» **Exercise goal**
Return the lines word for word, starting at the first one and stopping after the line that contains "The slide shoes 32 is at (297, 550).". Leave the pictures out.
========================================================================
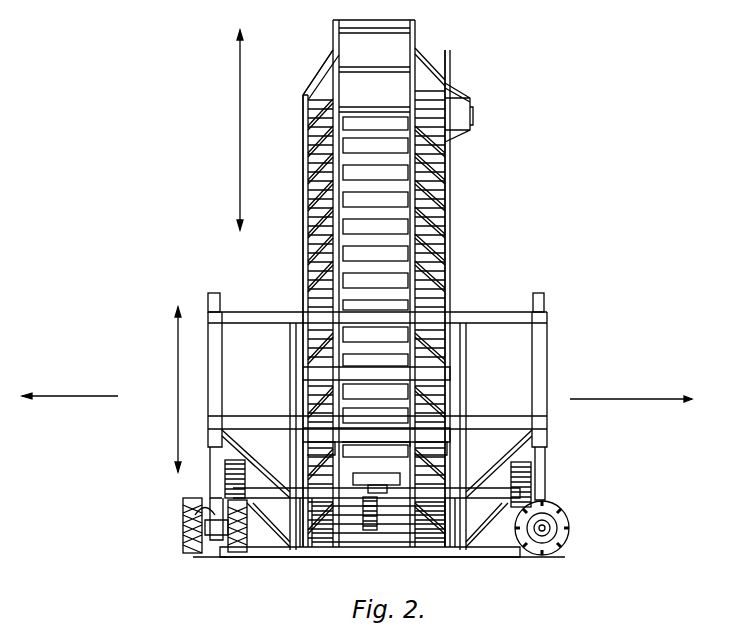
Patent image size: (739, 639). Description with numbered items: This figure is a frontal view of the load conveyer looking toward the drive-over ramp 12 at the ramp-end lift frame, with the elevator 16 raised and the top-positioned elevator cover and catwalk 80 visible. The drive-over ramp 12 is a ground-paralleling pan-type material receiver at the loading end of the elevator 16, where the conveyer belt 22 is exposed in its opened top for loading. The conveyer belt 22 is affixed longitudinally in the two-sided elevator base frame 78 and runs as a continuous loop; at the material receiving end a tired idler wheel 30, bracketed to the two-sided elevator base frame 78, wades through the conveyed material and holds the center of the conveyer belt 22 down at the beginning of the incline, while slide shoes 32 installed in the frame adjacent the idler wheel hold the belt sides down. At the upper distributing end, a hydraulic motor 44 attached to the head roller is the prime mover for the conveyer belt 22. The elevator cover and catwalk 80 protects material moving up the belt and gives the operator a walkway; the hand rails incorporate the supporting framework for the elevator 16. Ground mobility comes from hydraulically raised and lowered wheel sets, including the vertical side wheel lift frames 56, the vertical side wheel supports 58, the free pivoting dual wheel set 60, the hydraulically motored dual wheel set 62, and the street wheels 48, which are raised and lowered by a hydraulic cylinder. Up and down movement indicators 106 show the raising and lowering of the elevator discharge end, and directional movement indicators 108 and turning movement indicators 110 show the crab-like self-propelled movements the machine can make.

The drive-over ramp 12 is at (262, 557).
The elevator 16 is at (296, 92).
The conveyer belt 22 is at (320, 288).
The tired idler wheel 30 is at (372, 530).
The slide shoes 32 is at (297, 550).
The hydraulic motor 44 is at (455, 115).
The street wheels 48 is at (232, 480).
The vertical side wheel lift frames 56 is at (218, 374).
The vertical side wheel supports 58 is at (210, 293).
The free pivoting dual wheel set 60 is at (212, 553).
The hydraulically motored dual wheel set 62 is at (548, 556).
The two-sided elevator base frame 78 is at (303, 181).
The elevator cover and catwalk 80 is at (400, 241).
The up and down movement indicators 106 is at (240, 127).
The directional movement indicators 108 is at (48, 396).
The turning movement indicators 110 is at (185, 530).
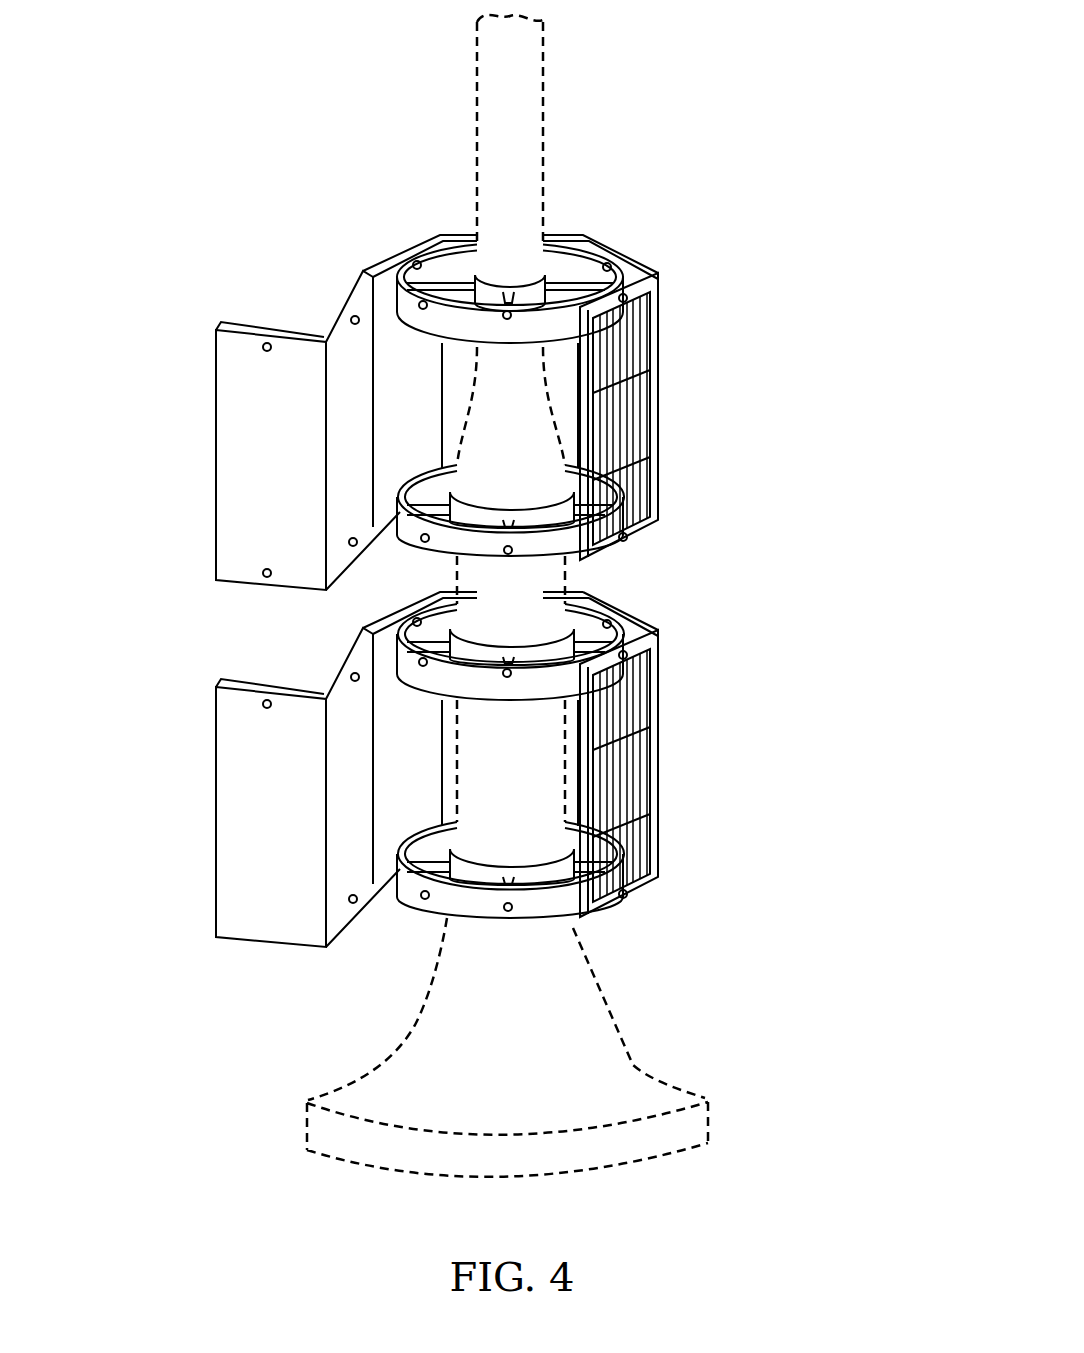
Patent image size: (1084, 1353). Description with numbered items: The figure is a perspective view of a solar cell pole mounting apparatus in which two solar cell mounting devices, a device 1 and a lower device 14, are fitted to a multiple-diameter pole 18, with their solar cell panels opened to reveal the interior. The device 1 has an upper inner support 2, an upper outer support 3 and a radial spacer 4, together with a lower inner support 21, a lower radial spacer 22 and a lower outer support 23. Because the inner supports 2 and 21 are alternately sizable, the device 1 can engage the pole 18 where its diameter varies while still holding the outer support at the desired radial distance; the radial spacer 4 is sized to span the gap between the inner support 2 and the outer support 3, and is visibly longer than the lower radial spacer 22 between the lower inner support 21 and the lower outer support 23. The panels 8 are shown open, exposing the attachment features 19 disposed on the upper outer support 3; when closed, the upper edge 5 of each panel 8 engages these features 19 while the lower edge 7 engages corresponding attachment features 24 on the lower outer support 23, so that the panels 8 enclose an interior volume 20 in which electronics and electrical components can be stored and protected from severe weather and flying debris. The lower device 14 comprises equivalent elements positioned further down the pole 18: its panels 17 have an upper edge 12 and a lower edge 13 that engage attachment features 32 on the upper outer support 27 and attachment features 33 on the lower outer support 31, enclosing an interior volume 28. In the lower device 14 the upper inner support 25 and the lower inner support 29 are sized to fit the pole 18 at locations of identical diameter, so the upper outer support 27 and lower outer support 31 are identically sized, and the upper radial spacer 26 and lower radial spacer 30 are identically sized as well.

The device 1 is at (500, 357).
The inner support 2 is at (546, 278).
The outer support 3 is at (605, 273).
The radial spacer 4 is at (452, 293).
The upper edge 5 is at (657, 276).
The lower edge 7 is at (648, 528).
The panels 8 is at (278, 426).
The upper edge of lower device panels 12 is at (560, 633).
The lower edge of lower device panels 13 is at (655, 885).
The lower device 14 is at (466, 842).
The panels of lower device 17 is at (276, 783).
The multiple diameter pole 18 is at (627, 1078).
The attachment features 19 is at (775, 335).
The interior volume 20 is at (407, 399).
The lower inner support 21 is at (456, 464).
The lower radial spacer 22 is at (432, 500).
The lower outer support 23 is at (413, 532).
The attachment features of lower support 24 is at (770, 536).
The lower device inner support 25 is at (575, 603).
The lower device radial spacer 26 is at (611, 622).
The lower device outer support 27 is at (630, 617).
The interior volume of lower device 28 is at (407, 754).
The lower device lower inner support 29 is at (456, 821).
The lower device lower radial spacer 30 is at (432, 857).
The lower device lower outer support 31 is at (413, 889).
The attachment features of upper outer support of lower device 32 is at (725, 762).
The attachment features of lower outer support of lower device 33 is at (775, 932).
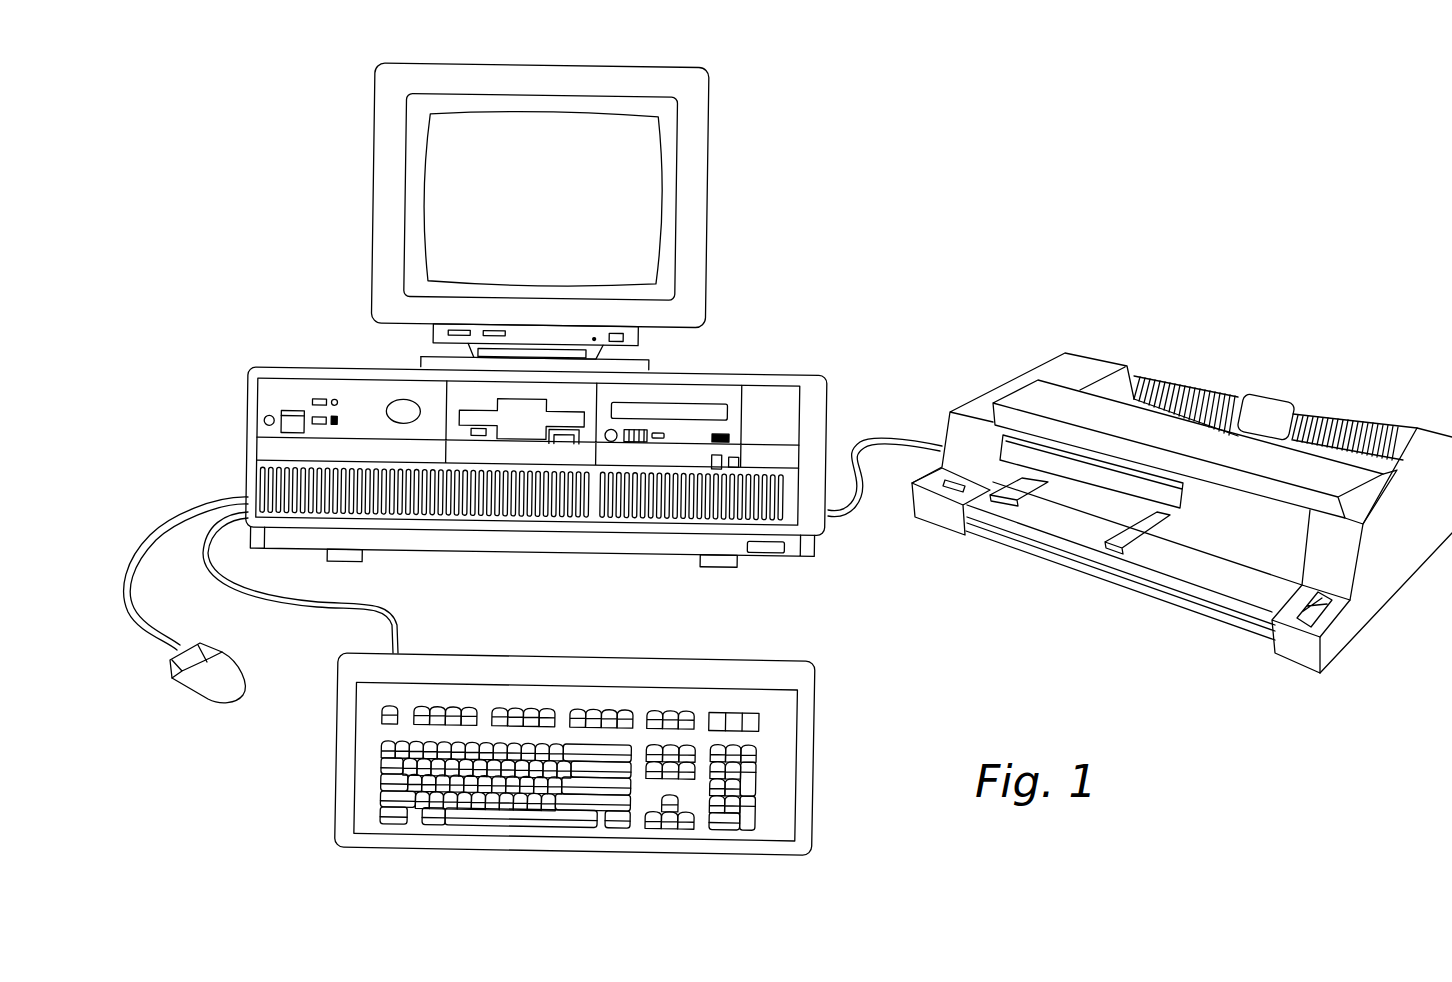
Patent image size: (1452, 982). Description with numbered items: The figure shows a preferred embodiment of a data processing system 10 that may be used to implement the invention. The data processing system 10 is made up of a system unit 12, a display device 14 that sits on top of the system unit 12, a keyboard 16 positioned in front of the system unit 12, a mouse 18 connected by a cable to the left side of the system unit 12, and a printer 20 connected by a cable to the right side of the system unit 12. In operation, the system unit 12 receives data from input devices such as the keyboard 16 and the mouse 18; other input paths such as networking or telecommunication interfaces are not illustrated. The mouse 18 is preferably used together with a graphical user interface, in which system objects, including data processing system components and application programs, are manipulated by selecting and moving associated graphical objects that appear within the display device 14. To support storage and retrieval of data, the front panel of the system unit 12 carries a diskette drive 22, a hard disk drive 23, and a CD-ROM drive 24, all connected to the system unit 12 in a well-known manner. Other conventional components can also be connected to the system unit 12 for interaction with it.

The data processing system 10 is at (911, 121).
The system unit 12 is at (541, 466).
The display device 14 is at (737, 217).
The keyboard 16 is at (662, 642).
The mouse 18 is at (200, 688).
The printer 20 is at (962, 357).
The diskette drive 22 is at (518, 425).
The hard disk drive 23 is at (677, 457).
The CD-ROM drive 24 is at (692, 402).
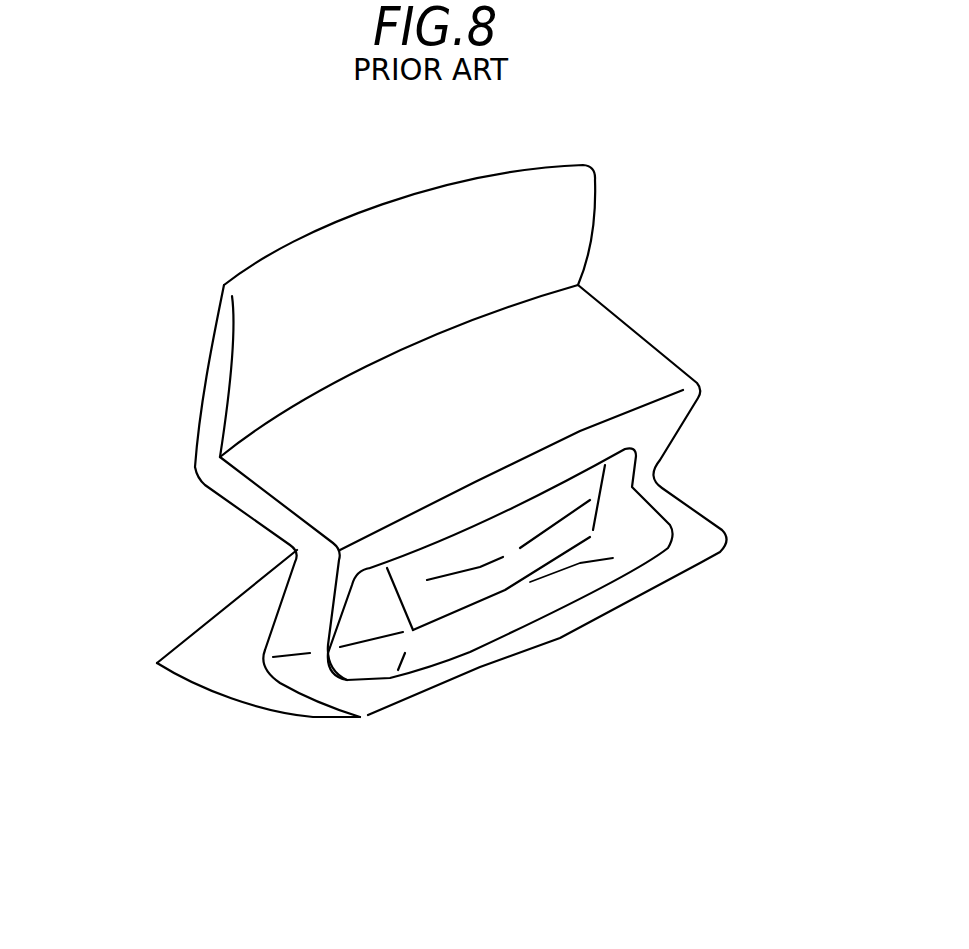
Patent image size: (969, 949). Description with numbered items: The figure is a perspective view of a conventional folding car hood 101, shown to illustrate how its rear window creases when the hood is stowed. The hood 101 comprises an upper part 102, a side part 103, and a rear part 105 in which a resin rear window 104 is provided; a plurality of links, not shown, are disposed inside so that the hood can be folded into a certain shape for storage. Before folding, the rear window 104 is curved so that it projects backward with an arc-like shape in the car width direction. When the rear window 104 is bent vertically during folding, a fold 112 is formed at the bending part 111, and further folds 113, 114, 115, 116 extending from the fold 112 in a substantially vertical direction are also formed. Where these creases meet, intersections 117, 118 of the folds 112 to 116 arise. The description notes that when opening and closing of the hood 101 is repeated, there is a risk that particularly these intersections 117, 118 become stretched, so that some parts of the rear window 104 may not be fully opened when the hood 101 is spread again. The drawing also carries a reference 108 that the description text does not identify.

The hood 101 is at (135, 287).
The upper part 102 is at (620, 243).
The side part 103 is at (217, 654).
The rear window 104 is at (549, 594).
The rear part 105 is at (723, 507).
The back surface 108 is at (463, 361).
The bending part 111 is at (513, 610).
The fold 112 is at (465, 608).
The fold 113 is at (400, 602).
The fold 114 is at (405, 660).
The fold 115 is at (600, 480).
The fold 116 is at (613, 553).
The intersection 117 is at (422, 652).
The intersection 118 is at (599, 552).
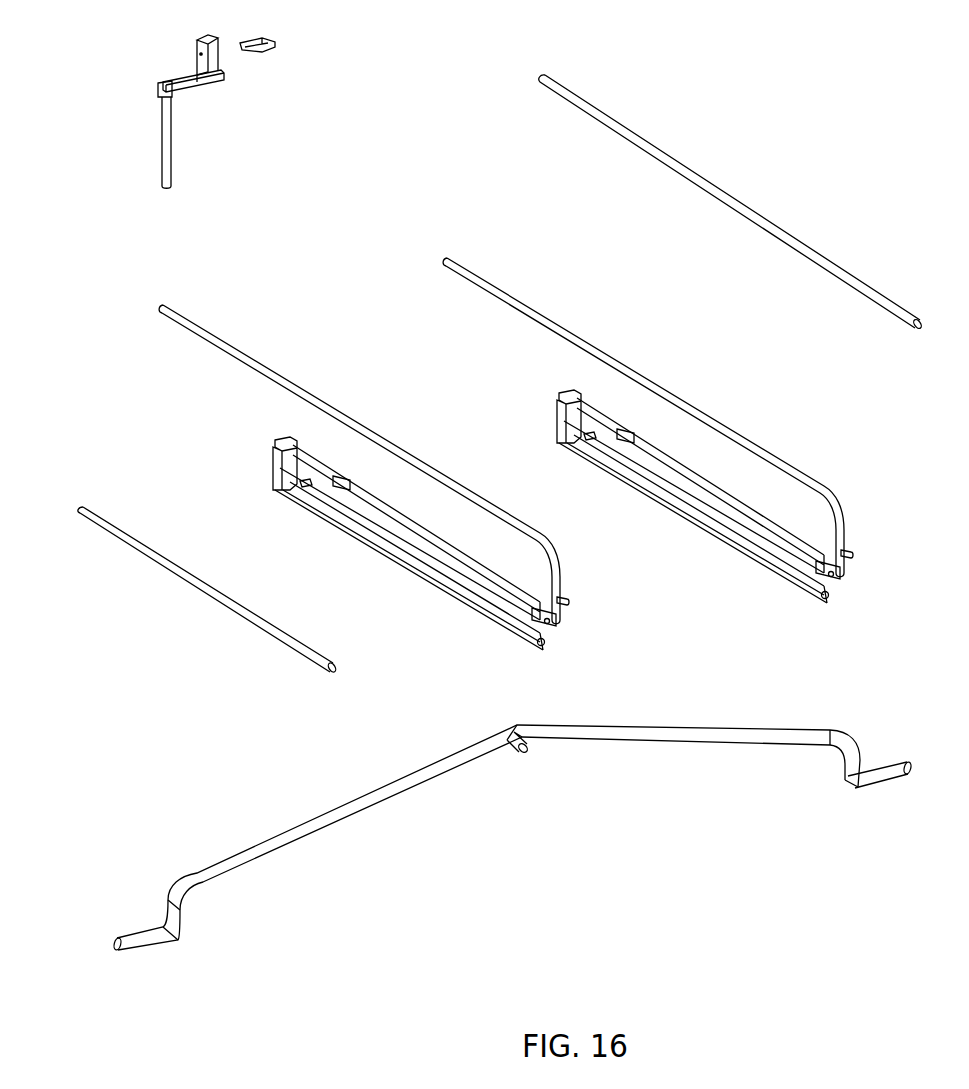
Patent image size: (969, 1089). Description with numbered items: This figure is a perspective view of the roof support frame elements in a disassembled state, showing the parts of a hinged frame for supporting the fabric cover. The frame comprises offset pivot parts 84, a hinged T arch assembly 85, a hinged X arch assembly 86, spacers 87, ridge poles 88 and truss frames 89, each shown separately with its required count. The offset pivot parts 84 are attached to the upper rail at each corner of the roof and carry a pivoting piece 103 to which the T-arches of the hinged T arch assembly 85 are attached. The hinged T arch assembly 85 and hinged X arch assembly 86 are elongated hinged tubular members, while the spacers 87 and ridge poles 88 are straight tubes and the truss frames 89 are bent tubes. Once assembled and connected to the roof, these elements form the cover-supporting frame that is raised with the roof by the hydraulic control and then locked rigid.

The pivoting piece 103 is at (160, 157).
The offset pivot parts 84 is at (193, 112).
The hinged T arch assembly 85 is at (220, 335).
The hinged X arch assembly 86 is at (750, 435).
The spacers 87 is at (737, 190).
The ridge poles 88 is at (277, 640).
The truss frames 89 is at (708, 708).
========================================================================
» **Exercise answer**
Patent image size: (739, 639). Description with numbered items: This figure is a frontal view of the load conveyer looking toward the drive-over ramp 12 at the ramp-end lift frame, with the elevator 16 raised and the top-positioned elevator cover and catwalk 80 visible. The drive-over ramp 12 is a ground-paralleling pan-type material receiver at the loading end of the elevator 16, where the conveyer belt 22 is exposed in its opened top for loading. The conveyer belt 22 is affixed longitudinally in the two-sided elevator base frame 78 and runs as a continuous loop; at the material receiving end a tired idler wheel 30, bracketed to the two-sided elevator base frame 78, wades through the conveyed material and holds the center of the conveyer belt 22 down at the beginning of the incline, while slide shoes 32 installed in the frame adjacent the idler wheel hold the belt sides down. At the upper distributing end, a hydraulic motor 44 attached to the head roller is the prime mover for the conveyer belt 22. The elevator cover and catwalk 80 protects material moving up the belt and gives the operator a walkway; the hand rails incorporate the supporting framework for the elevator 16. Ground mobility comes from hydraulically raised and lowered wheel sets, including the vertical side wheel lift frames 56, the vertical side wheel supports 58, the free pivoting dual wheel set 60, the hydraulically motored dual wheel set 62, and the street wheels 48, which are raised and lowered by a hydraulic cylinder. Up and down movement indicators 106 show the raising and lowering of the elevator discharge end, and directional movement indicators 108 and turning movement indicators 110 show the crab-like self-propelled movements the machine can make.

The drive-over ramp 12 is at (262, 557).
The elevator 16 is at (296, 92).
The conveyer belt 22 is at (320, 288).
The tired idler wheel 30 is at (372, 530).
The slide shoes 32 is at (297, 550).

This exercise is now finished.